## Problem description
Find all lines in the records that include the word "triangle", and copy them out.

## Extracted records
# # # # # # #

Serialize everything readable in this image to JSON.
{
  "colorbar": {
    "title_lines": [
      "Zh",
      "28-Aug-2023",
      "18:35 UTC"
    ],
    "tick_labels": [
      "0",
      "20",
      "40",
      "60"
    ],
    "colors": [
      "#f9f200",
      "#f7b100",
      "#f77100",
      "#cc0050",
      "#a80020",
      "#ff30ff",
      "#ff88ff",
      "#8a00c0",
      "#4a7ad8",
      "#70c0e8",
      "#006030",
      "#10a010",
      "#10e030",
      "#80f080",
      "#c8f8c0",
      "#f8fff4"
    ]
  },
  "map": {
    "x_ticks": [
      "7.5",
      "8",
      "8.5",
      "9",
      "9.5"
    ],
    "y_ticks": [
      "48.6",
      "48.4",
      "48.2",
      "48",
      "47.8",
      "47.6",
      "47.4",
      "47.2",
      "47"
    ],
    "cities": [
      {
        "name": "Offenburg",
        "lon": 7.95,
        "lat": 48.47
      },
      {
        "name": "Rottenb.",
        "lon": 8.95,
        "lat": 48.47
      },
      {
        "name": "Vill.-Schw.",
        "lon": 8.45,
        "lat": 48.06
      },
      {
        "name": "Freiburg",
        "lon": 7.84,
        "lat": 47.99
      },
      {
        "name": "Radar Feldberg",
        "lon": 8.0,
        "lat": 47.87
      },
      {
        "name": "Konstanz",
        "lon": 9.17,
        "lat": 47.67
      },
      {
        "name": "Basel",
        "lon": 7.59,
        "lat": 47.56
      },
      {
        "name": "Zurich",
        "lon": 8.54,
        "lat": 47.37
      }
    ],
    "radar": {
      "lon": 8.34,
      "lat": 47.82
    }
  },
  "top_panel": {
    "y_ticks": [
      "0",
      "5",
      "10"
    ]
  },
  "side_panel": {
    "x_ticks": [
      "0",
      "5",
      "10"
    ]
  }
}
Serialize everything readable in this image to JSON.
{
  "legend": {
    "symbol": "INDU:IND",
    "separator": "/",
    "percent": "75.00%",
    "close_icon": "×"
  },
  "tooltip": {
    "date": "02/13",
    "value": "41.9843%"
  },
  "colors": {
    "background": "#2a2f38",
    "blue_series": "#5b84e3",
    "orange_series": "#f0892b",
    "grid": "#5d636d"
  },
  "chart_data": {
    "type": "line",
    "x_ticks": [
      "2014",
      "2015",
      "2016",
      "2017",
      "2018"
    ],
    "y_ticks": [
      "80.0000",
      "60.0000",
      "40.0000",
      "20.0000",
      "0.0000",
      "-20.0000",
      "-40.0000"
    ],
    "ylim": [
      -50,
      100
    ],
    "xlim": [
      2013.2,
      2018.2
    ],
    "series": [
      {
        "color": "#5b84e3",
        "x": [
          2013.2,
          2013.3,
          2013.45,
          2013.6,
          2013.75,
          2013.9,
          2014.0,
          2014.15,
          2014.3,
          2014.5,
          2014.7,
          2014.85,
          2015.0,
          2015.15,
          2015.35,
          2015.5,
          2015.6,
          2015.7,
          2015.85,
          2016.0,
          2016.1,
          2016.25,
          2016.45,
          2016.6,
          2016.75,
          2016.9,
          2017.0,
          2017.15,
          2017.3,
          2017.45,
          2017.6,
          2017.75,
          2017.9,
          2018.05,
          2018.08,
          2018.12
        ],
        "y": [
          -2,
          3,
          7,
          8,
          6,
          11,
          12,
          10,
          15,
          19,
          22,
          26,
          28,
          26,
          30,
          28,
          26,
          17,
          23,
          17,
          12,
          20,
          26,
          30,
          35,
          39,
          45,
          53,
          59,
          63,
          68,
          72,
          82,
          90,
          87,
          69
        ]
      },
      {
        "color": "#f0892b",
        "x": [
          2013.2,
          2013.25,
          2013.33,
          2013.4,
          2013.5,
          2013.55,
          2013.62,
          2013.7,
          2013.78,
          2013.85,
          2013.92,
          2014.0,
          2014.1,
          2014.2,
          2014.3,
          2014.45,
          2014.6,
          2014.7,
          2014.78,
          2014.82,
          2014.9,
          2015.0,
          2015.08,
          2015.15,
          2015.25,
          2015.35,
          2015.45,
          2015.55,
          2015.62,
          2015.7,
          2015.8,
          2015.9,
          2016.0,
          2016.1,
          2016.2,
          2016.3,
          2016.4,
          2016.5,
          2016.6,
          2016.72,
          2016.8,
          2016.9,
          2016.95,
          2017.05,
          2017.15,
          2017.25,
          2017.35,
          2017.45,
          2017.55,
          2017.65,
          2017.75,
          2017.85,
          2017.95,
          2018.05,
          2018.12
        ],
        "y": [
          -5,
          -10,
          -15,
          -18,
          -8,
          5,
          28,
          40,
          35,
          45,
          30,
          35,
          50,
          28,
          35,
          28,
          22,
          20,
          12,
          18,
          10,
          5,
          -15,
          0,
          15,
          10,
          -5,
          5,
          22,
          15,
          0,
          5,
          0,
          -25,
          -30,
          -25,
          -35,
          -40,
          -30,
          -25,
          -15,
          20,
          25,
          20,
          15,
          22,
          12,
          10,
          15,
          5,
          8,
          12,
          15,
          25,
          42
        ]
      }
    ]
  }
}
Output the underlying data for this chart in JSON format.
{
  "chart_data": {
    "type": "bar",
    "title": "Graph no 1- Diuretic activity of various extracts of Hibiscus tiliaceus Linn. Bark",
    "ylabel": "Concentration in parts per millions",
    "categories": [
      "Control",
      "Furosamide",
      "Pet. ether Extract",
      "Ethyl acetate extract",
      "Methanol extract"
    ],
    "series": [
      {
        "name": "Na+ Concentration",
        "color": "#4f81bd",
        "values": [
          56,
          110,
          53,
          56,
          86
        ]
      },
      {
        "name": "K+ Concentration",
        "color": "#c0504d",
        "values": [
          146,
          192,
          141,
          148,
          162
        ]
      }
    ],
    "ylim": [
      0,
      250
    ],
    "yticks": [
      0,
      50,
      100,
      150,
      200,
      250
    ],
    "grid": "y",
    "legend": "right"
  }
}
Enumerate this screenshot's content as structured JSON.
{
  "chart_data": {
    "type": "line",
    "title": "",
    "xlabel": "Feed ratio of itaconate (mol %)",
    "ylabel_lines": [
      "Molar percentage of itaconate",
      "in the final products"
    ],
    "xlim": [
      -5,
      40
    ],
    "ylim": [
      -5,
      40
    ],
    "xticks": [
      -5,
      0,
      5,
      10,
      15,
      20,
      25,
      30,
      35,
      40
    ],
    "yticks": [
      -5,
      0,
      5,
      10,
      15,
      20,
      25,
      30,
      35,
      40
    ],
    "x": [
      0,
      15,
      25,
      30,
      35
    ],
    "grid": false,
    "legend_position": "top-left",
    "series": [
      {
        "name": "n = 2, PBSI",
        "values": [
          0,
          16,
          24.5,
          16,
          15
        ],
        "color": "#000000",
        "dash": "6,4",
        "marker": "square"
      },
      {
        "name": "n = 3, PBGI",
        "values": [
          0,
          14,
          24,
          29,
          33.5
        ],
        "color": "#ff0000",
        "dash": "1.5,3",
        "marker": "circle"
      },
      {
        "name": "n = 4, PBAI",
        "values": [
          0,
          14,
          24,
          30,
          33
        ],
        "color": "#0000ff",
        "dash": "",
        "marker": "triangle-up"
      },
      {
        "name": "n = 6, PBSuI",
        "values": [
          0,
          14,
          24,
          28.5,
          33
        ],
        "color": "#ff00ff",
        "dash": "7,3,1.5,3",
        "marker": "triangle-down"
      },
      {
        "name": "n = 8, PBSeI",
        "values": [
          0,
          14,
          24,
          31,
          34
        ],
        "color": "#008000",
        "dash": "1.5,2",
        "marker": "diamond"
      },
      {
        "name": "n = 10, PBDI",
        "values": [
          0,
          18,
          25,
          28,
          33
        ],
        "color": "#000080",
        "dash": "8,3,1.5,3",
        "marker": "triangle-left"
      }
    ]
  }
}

# # # # # # #

## Answer
        "marker": "triangle-up"
        "marker": "triangle-down"
        "marker": "triangle-left"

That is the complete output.